_JOB 1_
Answer these about the Spark issue report below:
(a) What resolution was recorded for the issue?
(b) Which component is listed for the issue?
(c) How much space does the scratch directory have?

You are viewing a plain text version of this content. The canonical link for it is here.
Posted to issues@spark.apache.org by "Hyukjin Kwon (Jira)" <ji...@apache.org> on 2019/10/08 05:44:14 UTC

[jira] [Resolved] (SPARK-24922) Iterative rdd union + reduceByKey operations on small dataset leads to "No space left on device" error on account of lot of shuffle spill.

     [ https://issues.apache.org/jira/browse/SPARK-24922?page=com.atlassian.jira.plugin.system.issuetabpanels:all-tabpanel ]

Hyukjin Kwon resolved SPARK-24922.
----------------------------------
    Resolution: Incomplete

> Iterative rdd union + reduceByKey operations on small dataset leads to "No space left on device" error on account of lot of shuffle spill.
> ------------------------------------------------------------------------------------------------------------------------------------------
>
>                 Key: SPARK-24922
>                 URL: https://issues.apache.org/jira/browse/SPARK-24922
>             Project: Spark
>          Issue Type: Bug
>          Components: Shuffle
>    Affects Versions: 2.3.0
>         Environment: Java 8, Scala 2.11.8, Spark 2.3.0, sbt 0.13.16
>  
>            Reporter: Dinesh Dharme
>            Priority: Major
>              Labels: bulk-closed
>
> I am trying to do few (union + reduceByKey) operations on a hiearchical dataset in a iterative fashion in rdd. The first few loops run fine but on the subsequent loops, the operations ends up using the whole scratch space provided to it. 
> I have set the scratch directory, i.e. SPARK_LOCAL_DIRS , to be one having *100 GB* space.
> The heirarchical dataset, whose size is (< 400kB), remains constant throughout the iterations.
>  I have tried the worker cleanup flag but it has no effect i.e. "spark.worker.cleanup.enabled=true"

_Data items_
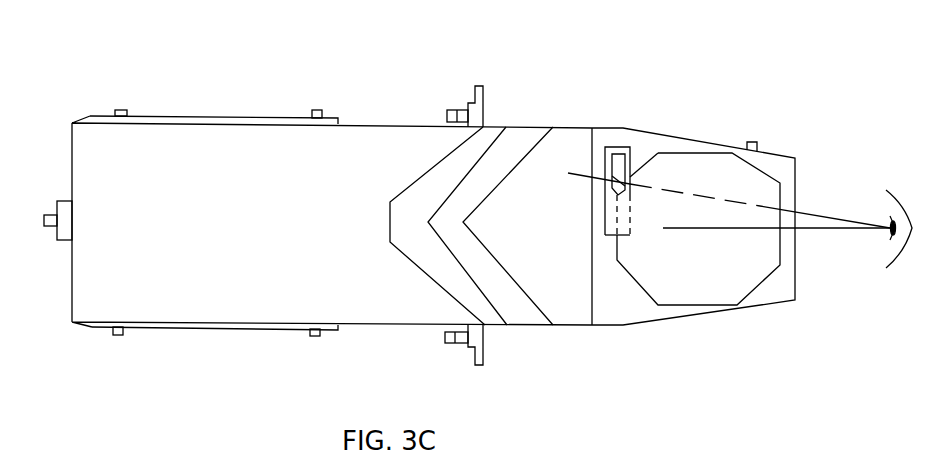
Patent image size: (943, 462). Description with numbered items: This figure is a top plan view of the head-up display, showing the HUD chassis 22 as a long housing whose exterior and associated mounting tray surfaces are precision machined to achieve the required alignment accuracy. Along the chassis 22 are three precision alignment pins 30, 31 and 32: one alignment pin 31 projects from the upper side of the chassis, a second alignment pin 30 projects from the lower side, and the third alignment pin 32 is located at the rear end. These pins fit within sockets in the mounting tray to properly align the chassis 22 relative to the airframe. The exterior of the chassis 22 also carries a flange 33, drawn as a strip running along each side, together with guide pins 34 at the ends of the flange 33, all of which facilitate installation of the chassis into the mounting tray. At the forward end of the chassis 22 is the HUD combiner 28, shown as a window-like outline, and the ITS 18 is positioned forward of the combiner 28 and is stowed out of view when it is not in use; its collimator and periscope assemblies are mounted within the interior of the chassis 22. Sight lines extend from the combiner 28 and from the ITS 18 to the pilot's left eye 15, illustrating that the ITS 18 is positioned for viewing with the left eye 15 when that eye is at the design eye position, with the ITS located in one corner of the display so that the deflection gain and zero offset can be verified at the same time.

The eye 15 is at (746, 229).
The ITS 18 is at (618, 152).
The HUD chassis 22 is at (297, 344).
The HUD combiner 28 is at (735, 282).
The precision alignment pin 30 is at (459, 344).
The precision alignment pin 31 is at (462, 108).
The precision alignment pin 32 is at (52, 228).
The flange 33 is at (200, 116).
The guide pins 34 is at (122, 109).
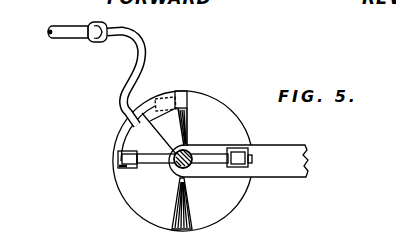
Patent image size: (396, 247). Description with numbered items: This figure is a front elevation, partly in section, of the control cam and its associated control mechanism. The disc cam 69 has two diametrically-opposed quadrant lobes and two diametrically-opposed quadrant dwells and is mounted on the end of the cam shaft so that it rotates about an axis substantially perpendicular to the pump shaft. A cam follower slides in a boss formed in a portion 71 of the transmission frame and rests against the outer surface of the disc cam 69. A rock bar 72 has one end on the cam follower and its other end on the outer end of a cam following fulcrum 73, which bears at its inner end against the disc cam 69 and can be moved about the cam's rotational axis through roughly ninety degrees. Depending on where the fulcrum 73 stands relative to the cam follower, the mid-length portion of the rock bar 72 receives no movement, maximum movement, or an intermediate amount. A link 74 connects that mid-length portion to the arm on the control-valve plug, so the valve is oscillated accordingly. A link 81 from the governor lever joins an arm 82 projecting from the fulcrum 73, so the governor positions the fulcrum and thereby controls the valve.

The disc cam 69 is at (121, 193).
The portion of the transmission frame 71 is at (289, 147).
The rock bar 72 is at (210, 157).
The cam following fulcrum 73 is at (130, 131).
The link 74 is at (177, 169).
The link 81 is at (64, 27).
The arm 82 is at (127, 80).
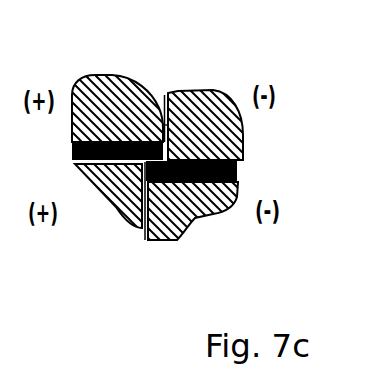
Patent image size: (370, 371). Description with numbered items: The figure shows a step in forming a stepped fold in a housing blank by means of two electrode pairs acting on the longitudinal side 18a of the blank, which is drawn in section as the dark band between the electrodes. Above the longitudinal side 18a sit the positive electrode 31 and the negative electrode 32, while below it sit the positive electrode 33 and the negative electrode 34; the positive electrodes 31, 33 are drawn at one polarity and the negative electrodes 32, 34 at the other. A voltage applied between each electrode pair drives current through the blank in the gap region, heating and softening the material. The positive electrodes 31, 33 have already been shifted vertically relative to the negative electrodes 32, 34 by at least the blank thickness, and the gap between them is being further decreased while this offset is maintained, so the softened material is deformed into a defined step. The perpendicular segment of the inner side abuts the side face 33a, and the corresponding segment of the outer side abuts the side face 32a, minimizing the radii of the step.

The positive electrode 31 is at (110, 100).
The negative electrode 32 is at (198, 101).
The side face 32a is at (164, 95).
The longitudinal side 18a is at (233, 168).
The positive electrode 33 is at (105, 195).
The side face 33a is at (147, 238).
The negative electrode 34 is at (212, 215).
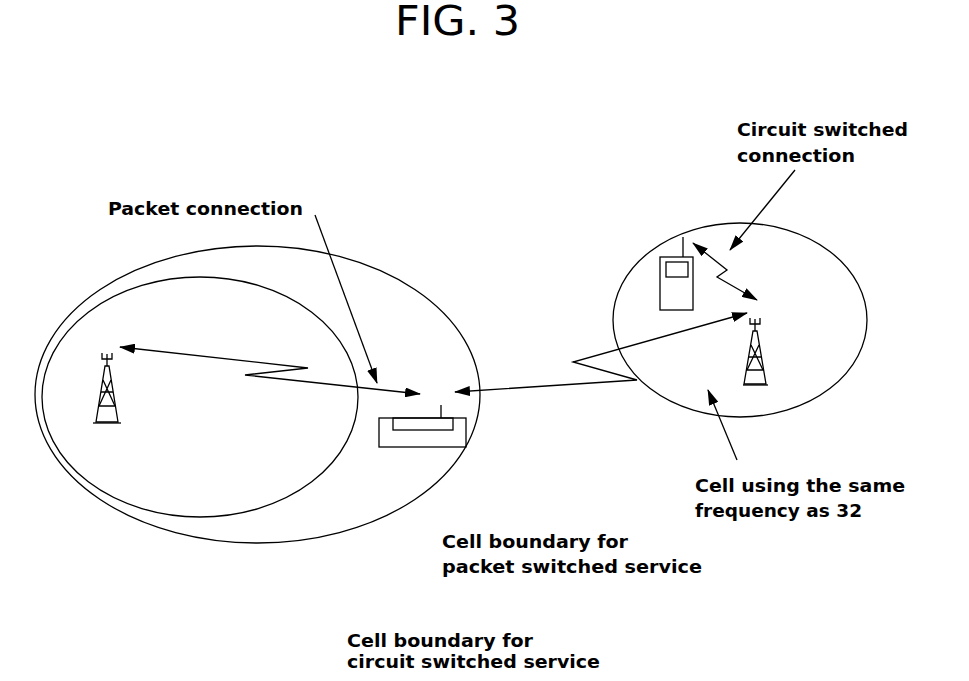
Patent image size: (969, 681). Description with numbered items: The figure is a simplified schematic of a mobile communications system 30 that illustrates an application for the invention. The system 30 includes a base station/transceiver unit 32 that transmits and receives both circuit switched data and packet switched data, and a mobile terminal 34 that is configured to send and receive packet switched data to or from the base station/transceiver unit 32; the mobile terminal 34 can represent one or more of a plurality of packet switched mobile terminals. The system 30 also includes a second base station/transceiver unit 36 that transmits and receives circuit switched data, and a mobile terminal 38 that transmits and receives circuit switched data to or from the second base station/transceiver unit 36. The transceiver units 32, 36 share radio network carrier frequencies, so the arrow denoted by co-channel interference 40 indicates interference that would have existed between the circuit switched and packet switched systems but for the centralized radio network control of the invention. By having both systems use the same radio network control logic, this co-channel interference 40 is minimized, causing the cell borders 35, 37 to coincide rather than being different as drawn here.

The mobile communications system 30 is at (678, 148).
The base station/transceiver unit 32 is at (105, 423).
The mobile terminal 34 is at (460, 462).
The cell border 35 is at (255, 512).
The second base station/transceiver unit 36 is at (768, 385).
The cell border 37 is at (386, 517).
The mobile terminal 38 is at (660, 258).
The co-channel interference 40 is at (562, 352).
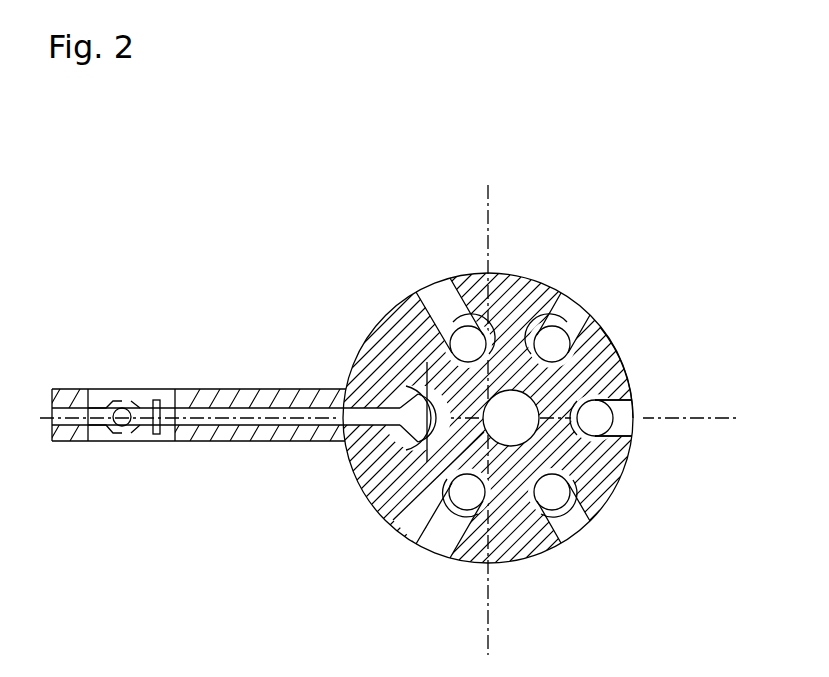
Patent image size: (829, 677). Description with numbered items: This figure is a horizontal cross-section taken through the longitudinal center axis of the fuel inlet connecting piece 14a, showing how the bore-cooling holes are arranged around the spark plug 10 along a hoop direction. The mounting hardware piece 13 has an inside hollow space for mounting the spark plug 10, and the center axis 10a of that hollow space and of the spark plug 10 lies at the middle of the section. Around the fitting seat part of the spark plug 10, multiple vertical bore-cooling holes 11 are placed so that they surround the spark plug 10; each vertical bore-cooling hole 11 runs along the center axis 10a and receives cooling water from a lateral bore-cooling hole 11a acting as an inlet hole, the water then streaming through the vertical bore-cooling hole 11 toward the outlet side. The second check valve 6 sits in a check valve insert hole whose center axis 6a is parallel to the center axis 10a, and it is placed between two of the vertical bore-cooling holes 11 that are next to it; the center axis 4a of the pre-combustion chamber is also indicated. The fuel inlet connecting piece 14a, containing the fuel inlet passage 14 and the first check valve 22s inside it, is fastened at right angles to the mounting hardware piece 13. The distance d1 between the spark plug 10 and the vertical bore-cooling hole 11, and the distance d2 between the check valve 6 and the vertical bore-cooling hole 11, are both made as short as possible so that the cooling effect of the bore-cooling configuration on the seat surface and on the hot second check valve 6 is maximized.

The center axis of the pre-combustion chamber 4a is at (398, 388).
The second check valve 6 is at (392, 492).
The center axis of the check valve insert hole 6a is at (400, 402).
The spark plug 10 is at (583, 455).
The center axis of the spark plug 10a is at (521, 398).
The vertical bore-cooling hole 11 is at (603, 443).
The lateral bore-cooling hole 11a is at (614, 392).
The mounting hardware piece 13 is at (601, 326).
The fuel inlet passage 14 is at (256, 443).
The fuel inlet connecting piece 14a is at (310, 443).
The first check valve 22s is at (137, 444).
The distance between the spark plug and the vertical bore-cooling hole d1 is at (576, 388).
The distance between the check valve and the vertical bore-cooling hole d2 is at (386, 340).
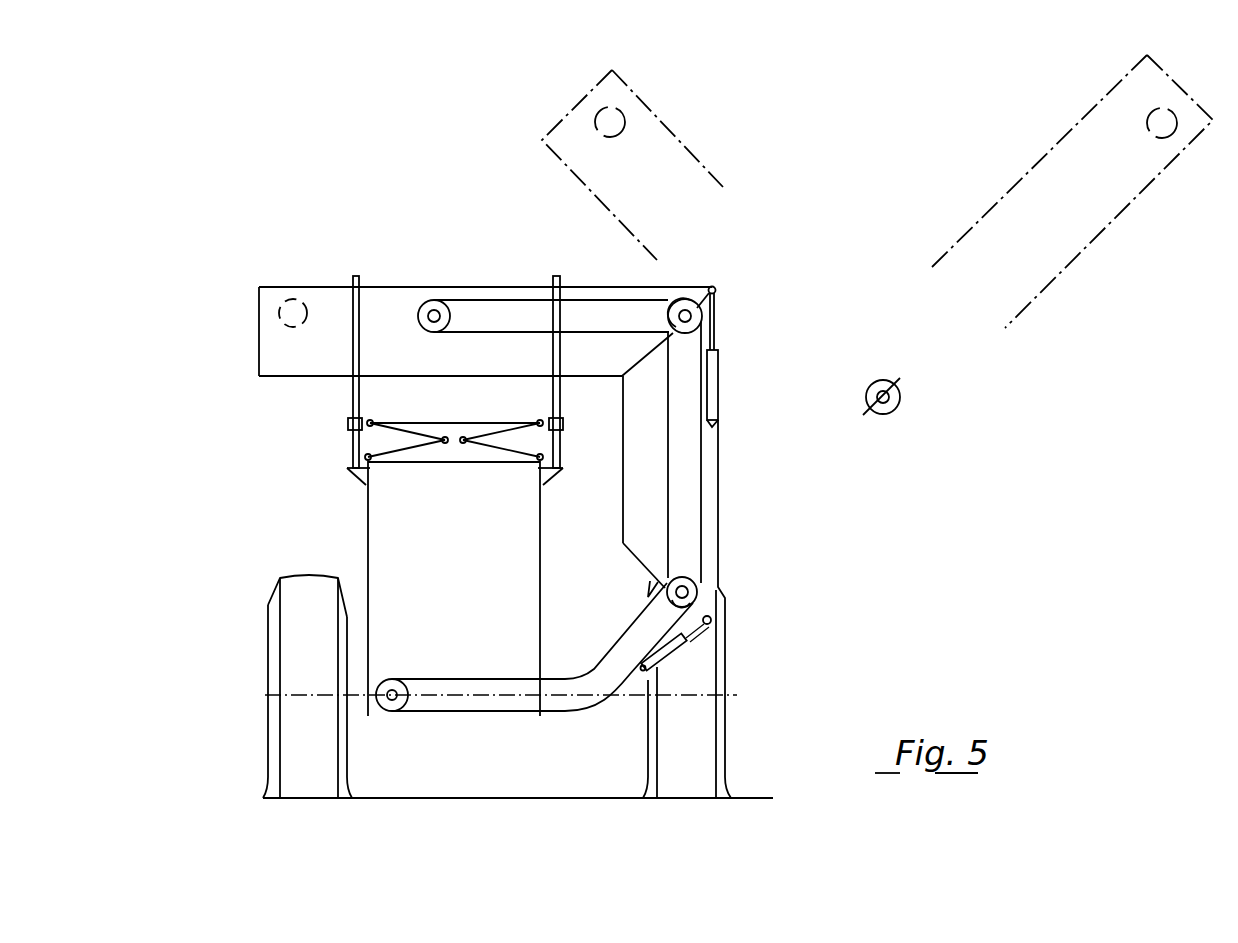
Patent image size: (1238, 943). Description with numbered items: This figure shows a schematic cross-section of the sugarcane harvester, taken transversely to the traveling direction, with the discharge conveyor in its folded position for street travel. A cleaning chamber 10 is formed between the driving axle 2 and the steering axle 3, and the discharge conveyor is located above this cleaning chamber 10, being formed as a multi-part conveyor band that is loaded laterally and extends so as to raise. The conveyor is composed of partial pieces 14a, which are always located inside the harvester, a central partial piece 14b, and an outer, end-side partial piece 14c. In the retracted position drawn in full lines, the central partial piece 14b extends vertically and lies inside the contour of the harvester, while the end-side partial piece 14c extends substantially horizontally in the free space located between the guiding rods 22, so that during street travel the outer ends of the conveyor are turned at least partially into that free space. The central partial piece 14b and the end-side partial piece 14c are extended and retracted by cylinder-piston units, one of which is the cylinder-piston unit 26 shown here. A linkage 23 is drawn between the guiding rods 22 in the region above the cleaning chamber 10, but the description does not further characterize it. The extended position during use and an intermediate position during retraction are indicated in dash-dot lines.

_JOB 2_
Report how many lines of the records contain the string "base". Case counts, and the reply should be only the number.

_ANSWER 1_
(a) Incomplete
(b) Shuffle
(c) 100 GB

_ANSWER 2_
3